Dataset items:

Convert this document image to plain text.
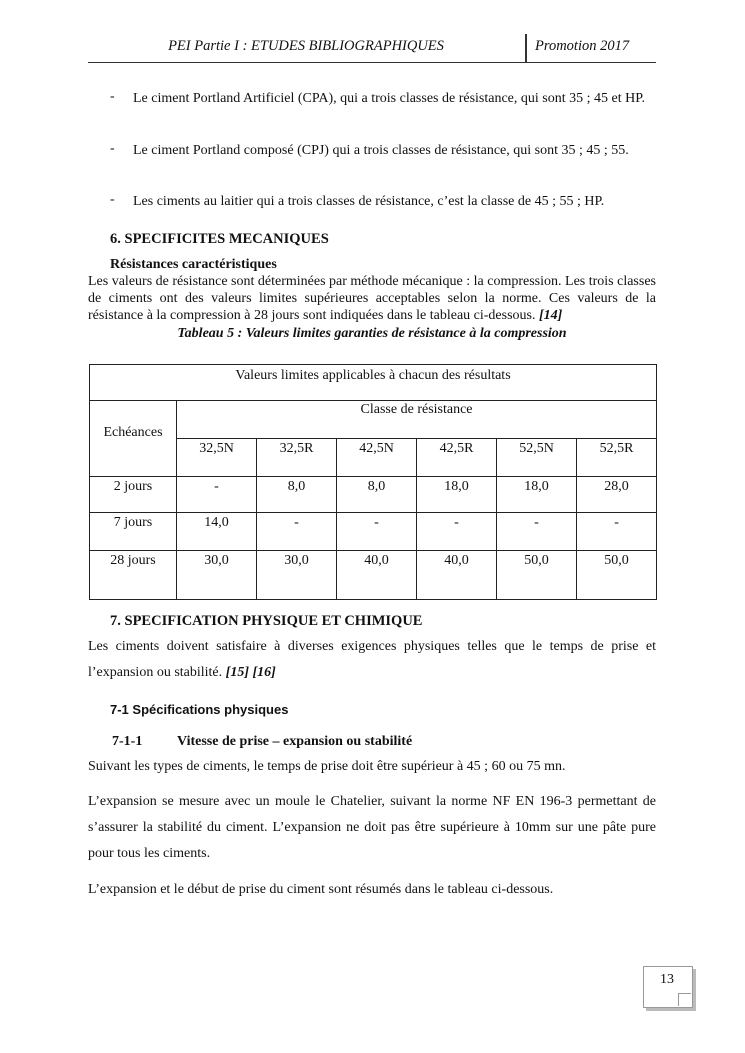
PEI Partie I : ETUDES BIBLIOGRAPHIQUES	Promotion 2017
- Le ciment Portland Artificiel (CPA), qui a trois classes de résistance, qui sont 35 ; 45 et HP.
- Le ciment Portland composé (CPJ) qui a trois classes de résistance, qui sont 35 ; 45 ; 55.
- Les ciments au laitier qui a trois classes de résistance, c’est la classe de 45 ; 55 ; HP.
6. SPECIFICITES MECANIQUES
Résistances caractéristiques
Les valeurs de résistance sont déterminées par méthode mécanique : la compression. Les trois classes de ciments ont des valeurs limites supérieures acceptables selon la norme. Ces valeurs de la résistance à la compression à 28 jours sont indiquées dans le tableau ci-dessous. [14]
Tableau 5 : Valeurs limites garanties de résistance à la compression
Valeurs limites applicables à chacun des résultats						
Echéances	Classe de résistance					
	32,5N	32,5R	42,5N	42,5R	52,5N	52,5R
2 jours	-	8,0	8,0	18,0	18,0	28,0
7 jours	14,0	-	-	-	-	-
28 jours	30,0	30,0	40,0	40,0	50,0	50,0
7. SPECIFICATION PHYSIQUE ET CHIMIQUE
Les ciments doivent satisfaire à diverses exigences physiques telles que le temps de prise et l’expansion ou stabilité. [15] [16]
7-1 Spécifications physiques
7-1-1 Vitesse de prise – expansion ou stabilité
Suivant les types de ciments, le temps de prise doit être supérieur à 45 ; 60 ou 75 mn.
L’expansion se mesure avec un moule le Chatelier, suivant la norme NF EN 196-3 permettant de s’assurer la stabilité du ciment. L’expansion ne doit pas être supérieure à 10mm sur une pâte pure pour tous les ciments.
L’expansion et le début de prise du ciment sont résumés dans le tableau ci-dessous.
13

WHAT IS BEING ASKED: Determine how many lines of the listing above include the word "stabilité", and report that number only.

THE COMPLETED TASK: 3